Items from a dataset ::

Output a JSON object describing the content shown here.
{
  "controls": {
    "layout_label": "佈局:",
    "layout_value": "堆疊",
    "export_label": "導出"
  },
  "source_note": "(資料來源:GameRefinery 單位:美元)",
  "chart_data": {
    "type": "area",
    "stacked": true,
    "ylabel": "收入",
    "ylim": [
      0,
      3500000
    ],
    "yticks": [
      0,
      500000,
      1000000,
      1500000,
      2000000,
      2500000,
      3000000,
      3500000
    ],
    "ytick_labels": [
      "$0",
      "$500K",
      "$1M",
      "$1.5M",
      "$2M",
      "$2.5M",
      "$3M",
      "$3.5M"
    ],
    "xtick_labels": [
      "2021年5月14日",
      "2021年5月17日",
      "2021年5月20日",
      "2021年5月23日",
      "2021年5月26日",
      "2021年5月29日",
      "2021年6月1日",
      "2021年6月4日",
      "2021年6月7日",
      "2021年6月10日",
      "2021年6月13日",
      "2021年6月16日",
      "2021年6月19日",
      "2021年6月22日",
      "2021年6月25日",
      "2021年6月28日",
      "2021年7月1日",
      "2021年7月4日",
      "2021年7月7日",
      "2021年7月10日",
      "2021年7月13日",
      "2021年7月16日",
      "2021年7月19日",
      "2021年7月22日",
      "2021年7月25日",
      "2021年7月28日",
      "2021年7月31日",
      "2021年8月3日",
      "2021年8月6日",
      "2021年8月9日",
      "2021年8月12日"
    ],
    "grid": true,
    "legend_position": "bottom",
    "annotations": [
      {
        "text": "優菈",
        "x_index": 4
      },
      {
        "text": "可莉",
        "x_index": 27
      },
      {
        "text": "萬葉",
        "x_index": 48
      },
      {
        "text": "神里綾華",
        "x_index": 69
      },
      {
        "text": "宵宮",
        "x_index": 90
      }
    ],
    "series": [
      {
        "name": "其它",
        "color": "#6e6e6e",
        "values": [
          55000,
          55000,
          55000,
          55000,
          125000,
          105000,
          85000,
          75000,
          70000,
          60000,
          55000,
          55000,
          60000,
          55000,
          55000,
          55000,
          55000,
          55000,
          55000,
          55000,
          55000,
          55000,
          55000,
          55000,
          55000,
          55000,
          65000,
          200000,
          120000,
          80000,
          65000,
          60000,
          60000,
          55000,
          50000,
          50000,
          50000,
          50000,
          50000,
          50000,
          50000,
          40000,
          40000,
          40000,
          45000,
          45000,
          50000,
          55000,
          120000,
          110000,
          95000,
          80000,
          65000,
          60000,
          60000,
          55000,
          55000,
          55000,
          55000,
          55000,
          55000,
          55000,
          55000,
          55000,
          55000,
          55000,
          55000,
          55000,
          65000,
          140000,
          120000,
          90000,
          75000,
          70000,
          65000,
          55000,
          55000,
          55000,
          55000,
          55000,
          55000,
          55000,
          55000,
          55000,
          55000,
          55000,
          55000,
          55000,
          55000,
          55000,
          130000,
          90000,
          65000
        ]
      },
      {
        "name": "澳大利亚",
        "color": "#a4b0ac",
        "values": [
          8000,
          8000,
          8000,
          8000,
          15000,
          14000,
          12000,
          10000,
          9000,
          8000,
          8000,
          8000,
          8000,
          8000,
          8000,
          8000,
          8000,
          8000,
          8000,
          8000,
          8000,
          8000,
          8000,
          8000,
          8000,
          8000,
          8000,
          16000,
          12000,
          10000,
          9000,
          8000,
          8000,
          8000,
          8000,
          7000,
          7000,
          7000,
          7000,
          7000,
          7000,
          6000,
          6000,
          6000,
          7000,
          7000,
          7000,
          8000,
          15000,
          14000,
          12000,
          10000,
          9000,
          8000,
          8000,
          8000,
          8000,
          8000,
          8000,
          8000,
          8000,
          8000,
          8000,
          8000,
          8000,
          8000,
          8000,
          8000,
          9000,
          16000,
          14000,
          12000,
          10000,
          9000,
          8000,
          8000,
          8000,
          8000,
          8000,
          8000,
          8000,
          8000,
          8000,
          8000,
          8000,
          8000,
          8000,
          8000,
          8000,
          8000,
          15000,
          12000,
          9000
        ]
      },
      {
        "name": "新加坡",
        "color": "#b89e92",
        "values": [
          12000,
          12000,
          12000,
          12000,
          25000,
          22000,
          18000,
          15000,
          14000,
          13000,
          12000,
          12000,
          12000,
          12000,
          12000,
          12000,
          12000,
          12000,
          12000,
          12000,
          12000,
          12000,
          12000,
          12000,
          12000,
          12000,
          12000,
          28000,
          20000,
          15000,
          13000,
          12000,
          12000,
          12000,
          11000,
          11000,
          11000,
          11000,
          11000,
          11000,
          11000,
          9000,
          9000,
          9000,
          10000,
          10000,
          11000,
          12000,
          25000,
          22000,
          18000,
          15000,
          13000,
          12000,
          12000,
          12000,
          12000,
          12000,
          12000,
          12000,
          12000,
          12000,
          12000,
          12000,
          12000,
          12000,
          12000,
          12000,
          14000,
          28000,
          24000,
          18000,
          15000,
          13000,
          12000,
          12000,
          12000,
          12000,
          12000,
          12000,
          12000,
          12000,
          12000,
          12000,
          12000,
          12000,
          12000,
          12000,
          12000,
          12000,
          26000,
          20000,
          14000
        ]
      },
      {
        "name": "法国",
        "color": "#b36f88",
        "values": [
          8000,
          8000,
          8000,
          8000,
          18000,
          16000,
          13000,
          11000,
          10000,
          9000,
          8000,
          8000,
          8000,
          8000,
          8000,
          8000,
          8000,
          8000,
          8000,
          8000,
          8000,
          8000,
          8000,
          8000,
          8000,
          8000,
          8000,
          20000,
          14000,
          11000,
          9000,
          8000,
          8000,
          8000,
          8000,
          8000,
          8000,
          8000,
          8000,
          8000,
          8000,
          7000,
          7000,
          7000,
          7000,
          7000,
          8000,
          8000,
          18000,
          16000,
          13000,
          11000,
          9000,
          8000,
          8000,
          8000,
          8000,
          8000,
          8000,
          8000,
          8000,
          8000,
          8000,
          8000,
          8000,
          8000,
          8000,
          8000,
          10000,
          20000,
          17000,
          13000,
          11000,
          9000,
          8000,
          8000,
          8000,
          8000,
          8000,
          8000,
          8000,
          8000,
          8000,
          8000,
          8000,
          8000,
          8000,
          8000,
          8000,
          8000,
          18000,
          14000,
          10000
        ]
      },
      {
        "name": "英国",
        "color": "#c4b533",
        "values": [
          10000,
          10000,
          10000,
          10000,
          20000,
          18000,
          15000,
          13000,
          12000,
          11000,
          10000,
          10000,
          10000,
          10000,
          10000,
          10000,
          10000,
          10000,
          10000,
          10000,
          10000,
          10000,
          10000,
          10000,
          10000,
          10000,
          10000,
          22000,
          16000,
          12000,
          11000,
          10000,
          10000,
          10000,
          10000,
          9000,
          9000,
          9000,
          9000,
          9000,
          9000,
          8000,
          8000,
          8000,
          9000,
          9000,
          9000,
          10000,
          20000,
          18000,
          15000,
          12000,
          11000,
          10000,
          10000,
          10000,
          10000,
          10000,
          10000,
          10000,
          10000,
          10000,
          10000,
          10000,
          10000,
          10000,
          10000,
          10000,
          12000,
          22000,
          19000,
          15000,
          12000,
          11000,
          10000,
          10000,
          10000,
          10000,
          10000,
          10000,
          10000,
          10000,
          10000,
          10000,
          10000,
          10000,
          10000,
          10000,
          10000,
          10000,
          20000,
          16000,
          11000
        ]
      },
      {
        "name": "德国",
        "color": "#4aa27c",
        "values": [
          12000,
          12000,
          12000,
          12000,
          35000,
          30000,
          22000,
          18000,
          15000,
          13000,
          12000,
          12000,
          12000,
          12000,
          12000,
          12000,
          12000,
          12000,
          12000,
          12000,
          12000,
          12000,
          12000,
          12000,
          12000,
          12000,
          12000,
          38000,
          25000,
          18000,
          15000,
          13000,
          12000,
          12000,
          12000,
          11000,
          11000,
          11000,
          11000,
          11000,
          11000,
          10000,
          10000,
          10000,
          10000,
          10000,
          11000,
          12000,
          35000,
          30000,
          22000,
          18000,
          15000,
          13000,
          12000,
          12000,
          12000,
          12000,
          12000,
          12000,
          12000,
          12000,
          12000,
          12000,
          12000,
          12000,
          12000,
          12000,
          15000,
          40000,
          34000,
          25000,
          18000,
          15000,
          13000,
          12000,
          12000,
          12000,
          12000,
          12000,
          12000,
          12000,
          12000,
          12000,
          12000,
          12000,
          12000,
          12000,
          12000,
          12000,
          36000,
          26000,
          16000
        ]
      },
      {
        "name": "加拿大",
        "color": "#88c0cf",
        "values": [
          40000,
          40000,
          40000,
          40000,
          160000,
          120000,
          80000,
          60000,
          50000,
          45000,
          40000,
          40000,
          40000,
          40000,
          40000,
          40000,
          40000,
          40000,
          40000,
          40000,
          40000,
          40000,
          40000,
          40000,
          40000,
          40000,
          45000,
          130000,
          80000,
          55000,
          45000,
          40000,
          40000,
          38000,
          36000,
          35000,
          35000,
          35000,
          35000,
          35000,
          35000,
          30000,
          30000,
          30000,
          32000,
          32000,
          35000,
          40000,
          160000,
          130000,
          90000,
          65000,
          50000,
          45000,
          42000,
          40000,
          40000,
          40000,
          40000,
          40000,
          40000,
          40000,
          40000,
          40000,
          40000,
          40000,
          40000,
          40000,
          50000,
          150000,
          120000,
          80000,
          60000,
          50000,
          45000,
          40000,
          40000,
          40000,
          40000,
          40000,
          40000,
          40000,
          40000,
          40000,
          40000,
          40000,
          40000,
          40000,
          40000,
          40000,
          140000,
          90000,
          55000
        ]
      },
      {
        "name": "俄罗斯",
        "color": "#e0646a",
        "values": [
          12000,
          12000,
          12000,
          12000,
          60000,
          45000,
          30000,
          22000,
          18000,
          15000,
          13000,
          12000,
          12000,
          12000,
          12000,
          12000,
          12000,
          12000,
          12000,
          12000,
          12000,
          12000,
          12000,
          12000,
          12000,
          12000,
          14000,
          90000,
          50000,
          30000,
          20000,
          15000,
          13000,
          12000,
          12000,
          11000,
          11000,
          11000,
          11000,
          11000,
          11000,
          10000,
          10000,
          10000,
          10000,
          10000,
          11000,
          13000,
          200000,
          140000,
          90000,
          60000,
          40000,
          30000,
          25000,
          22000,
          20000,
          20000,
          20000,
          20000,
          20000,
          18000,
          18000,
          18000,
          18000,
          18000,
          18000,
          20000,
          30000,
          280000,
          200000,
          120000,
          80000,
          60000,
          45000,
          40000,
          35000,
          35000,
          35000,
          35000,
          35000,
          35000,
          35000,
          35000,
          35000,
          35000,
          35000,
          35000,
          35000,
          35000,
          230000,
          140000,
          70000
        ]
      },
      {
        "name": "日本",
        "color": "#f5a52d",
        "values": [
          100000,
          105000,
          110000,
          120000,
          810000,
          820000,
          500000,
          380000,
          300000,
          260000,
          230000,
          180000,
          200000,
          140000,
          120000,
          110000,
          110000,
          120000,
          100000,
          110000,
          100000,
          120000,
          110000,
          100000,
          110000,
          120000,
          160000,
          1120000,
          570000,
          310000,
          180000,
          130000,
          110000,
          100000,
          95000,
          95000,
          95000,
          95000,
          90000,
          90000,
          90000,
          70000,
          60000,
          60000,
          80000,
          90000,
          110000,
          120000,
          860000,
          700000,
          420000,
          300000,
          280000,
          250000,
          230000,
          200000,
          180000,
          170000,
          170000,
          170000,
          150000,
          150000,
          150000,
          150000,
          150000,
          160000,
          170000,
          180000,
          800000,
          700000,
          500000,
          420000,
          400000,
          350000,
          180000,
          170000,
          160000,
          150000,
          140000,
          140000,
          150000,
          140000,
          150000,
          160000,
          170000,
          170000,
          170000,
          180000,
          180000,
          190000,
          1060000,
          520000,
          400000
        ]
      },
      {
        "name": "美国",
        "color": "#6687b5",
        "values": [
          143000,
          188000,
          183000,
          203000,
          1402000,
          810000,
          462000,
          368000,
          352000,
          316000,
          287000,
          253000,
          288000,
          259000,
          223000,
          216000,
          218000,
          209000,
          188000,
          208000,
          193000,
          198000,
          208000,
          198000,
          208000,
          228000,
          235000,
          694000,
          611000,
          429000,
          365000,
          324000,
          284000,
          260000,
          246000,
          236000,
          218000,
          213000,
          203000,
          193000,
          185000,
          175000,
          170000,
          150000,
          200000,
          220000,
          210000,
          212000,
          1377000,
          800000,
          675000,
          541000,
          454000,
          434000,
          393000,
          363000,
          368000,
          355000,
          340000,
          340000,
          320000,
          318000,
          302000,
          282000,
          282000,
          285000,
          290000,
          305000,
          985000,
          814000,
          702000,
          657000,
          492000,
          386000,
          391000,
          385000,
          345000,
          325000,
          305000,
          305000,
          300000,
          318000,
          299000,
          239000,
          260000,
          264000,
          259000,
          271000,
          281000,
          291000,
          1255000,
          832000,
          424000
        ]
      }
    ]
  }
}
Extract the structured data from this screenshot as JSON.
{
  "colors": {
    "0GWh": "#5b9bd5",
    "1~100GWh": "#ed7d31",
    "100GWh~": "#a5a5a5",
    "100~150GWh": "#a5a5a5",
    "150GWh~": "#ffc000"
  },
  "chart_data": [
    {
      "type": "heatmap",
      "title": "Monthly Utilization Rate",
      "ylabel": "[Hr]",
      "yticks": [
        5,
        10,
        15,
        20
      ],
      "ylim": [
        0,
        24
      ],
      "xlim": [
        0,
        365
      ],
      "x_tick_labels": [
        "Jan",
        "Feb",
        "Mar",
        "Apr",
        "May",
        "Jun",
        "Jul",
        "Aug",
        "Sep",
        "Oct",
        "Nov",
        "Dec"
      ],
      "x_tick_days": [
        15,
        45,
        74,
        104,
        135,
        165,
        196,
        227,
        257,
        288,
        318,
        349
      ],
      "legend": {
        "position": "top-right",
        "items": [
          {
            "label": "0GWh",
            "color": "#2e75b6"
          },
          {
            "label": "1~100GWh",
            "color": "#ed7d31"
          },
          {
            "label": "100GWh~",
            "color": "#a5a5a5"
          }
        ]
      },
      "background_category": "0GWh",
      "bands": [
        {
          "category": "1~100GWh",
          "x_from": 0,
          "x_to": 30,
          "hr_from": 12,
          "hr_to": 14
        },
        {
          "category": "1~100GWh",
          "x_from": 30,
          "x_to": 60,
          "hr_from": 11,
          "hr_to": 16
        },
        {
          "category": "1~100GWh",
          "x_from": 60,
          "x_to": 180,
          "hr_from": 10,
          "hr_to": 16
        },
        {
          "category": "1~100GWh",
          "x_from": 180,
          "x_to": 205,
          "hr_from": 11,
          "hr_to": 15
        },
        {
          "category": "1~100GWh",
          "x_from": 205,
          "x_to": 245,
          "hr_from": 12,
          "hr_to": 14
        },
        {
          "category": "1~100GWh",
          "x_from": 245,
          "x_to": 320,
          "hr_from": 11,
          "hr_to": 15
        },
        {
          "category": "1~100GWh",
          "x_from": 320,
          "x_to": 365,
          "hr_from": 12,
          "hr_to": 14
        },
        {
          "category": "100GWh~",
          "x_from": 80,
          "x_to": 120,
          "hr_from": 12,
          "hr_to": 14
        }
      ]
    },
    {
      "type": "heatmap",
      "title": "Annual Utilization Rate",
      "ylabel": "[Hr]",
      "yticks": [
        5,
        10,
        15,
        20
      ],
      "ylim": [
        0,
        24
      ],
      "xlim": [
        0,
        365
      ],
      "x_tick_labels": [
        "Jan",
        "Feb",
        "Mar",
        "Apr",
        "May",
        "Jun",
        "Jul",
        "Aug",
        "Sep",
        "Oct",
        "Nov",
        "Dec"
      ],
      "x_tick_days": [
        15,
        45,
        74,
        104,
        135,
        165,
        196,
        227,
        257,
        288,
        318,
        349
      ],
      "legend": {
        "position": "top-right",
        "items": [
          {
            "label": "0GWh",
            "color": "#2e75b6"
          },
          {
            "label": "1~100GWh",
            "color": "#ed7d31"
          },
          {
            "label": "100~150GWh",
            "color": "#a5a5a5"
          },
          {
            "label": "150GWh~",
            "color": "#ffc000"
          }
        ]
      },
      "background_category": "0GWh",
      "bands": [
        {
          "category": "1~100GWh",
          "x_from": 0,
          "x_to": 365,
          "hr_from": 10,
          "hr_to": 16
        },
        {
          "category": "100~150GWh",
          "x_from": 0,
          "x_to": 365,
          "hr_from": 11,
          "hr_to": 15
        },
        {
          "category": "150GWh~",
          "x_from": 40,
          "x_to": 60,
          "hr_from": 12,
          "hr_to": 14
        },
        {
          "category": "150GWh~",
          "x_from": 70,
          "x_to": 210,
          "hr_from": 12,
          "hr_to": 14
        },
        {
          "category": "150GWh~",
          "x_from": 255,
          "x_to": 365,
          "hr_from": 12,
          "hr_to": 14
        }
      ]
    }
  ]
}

To be done :: Looking at the entries above, say how many lines contain the word "name". Only the number is wanted.

Task answer :: 10